(STATED EXERCISE): Give again, unaltered, the line with "Enumerate this screenshot's" and all lines that follow it in the listing below, minus any pictures.

[Some records]
start

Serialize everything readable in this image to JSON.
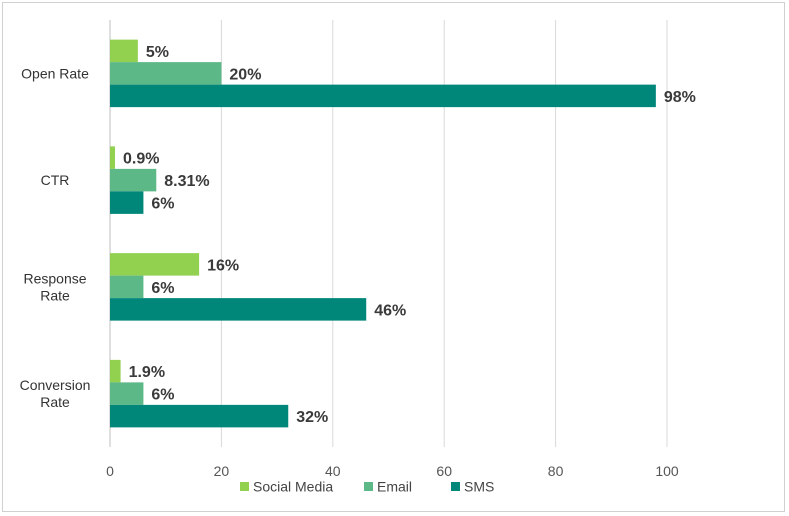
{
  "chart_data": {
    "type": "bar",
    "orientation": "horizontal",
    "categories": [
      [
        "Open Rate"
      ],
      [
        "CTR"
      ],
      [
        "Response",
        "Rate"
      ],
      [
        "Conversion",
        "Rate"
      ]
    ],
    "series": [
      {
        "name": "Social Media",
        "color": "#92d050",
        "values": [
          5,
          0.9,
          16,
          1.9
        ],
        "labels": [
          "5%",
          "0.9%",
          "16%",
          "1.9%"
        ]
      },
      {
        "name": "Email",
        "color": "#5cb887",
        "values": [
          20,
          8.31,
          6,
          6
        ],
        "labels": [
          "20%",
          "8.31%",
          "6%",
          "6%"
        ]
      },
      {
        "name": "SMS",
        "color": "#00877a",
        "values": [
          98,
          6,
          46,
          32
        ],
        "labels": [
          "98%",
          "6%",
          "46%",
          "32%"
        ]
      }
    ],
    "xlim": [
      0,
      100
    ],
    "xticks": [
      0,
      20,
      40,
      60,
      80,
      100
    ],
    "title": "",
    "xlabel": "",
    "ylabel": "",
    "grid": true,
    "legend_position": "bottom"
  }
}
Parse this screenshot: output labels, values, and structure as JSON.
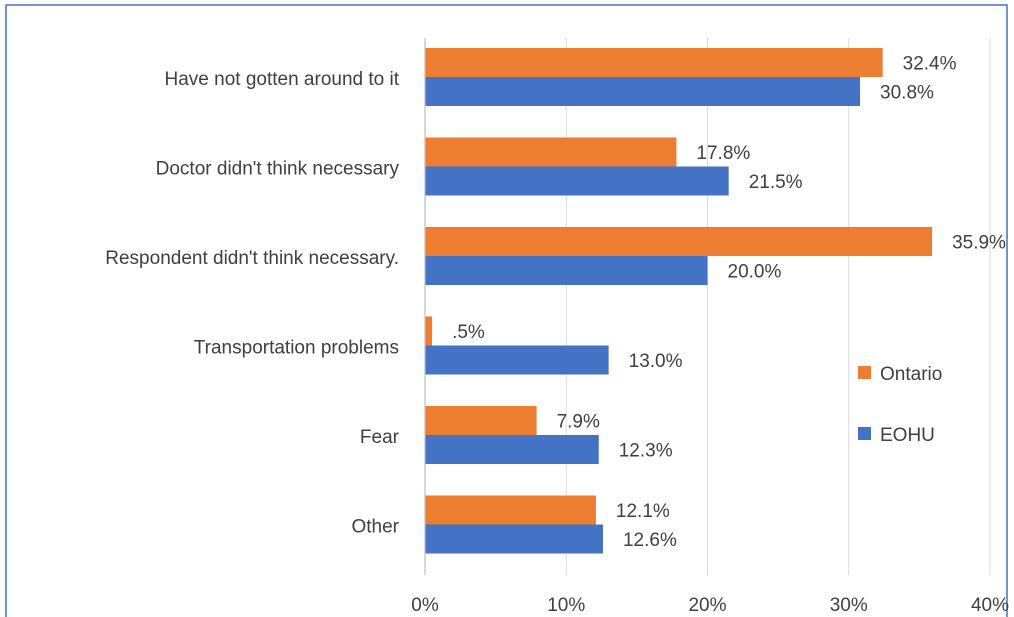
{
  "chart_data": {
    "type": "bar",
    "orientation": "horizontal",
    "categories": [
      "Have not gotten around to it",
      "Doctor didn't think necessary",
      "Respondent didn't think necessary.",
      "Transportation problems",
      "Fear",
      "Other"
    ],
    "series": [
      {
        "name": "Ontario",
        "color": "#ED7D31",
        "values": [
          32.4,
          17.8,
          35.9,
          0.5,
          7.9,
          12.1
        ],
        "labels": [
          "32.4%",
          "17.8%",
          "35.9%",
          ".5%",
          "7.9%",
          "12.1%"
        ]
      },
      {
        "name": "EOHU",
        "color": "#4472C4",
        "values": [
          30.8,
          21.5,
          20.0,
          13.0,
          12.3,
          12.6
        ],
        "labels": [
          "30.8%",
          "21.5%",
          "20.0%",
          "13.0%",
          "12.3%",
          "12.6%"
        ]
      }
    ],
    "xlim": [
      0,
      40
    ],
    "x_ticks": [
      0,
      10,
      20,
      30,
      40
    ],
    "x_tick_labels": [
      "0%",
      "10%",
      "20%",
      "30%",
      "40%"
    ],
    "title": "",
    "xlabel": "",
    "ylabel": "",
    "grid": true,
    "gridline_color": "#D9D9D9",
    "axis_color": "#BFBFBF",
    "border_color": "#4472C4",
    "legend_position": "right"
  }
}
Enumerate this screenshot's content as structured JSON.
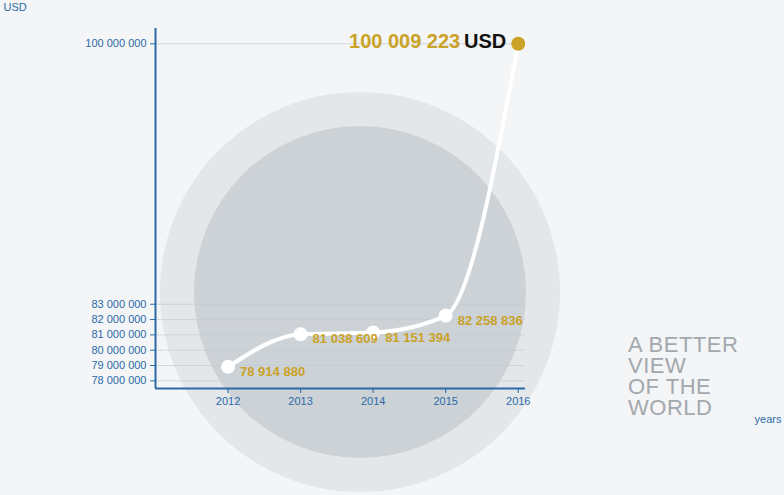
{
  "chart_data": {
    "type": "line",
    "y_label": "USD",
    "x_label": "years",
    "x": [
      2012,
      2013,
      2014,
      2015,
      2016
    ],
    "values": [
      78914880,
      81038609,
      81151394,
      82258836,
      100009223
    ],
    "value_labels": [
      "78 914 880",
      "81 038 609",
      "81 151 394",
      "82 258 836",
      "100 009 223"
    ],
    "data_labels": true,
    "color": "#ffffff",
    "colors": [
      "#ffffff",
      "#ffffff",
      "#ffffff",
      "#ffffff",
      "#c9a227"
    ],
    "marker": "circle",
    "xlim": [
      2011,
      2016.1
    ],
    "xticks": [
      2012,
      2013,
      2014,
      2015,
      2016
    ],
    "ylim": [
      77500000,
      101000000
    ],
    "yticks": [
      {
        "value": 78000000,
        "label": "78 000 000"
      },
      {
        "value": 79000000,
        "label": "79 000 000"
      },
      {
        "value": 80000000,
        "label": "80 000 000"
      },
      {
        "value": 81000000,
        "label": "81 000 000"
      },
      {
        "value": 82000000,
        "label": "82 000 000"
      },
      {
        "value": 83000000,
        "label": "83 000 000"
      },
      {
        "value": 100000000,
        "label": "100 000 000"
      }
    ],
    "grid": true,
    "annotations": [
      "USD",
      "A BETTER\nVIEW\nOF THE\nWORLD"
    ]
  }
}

end

(TASK OUTPUT):
Enumerate this screenshot's content as structured JSON.
{
  "chart_data": {
    "type": "line",
    "y_label": "USD",
    "x_label": "years",
    "x": [
      2012,
      2013,
      2014,
      2015,
      2016
    ],
    "values": [
      78914880,
      81038609,
      81151394,
      82258836,
      100009223
    ],
    "value_labels": [
      "78 914 880",
      "81 038 609",
      "81 151 394",
      "82 258 836",
      "100 009 223"
    ],
    "data_labels": true,
    "color": "#ffffff",
    "colors": [
      "#ffffff",
      "#ffffff",
      "#ffffff",
      "#ffffff",
      "#c9a227"
    ],
    "marker": "circle",
    "xlim": [
      2011,
      2016.1
    ],
    "xticks": [
      2012,
      2013,
      2014,
      2015,
      2016
    ],
    "ylim": [
      77500000,
      101000000
    ],
    "yticks": [
      {
        "value": 78000000,
        "label": "78 000 000"
      },
      {
        "value": 79000000,
        "label": "79 000 000"
      },
      {
        "value": 80000000,
        "label": "80 000 000"
      },
      {
        "value": 81000000,
        "label": "81 000 000"
      },
      {
        "value": 82000000,
        "label": "82 000 000"
      },
      {
        "value": 83000000,
        "label": "83 000 000"
      },
      {
        "value": 100000000,
        "label": "100 000 000"
      }
    ],
    "grid": true,
    "annotations": [
      "USD",
      "A BETTER\nVIEW\nOF THE\nWORLD"
    ]
  }
}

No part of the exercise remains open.